▶ **WHAT YOU ARE ASKED TO DO**:
Reproduce all entries precisely as they are written.
BEGIN MATERIAL FOR THE TASK
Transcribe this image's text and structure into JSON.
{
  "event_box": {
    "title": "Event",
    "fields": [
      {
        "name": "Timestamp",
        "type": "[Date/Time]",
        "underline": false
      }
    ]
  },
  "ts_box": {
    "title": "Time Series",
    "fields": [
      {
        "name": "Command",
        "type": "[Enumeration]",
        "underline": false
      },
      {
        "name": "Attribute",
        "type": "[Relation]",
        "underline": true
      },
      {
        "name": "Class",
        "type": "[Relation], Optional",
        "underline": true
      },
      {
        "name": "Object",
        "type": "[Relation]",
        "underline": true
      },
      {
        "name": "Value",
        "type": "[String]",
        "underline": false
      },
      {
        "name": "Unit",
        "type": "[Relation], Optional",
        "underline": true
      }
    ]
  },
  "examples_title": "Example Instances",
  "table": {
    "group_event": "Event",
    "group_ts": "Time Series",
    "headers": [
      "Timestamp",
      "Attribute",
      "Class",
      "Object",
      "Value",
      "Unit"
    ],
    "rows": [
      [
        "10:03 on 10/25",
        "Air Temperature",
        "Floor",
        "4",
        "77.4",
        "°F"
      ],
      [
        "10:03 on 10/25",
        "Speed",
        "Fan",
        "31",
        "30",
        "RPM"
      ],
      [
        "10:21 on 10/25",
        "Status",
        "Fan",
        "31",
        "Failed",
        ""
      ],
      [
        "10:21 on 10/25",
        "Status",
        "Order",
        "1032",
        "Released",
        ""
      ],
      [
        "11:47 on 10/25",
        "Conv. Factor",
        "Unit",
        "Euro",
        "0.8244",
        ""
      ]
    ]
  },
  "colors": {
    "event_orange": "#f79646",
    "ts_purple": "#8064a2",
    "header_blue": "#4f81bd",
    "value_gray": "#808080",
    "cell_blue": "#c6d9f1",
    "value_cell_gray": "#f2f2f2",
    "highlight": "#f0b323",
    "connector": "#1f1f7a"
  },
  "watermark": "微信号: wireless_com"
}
END MATERIAL FOR THE TASK
▶ **THE RESULT**:
Transcribe this image's text and structure into JSON.
{
  "event_box": {
    "title": "Event",
    "fields": [
      {
        "name": "Timestamp",
        "type": "[Date/Time]",
        "underline": false
      }
    ]
  },
  "ts_box": {
    "title": "Time Series",
    "fields": [
      {
        "name": "Command",
        "type": "[Enumeration]",
        "underline": false
      },
      {
        "name": "Attribute",
        "type": "[Relation]",
        "underline": true
      },
      {
        "name": "Class",
        "type": "[Relation], Optional",
        "underline": true
      },
      {
        "name": "Object",
        "type": "[Relation]",
        "underline": true
      },
      {
        "name": "Value",
        "type": "[String]",
        "underline": false
      },
      {
        "name": "Unit",
        "type": "[Relation], Optional",
        "underline": true
      }
    ]
  },
  "examples_title": "Example Instances",
  "table": {
    "group_event": "Event",
    "group_ts": "Time Series",
    "headers": [
      "Timestamp",
      "Attribute",
      "Class",
      "Object",
      "Value",
      "Unit"
    ],
    "rows": [
      [
        "10:03 on 10/25",
        "Air Temperature",
        "Floor",
        "4",
        "77.4",
        "°F"
      ],
      [
        "10:03 on 10/25",
        "Speed",
        "Fan",
        "31",
        "30",
        "RPM"
      ],
      [
        "10:21 on 10/25",
        "Status",
        "Fan",
        "31",
        "Failed",
        ""
      ],
      [
        "10:21 on 10/25",
        "Status",
        "Order",
        "1032",
        "Released",
        ""
      ],
      [
        "11:47 on 10/25",
        "Conv. Factor",
        "Unit",
        "Euro",
        "0.8244",
        ""
      ]
    ]
  },
  "colors": {
    "event_orange": "#f79646",
    "ts_purple": "#8064a2",
    "header_blue": "#4f81bd",
    "value_gray": "#808080",
    "cell_blue": "#c6d9f1",
    "value_cell_gray": "#f2f2f2",
    "highlight": "#f0b323",
    "connector": "#1f1f7a"
  },
  "watermark": "微信号: wireless_com"
}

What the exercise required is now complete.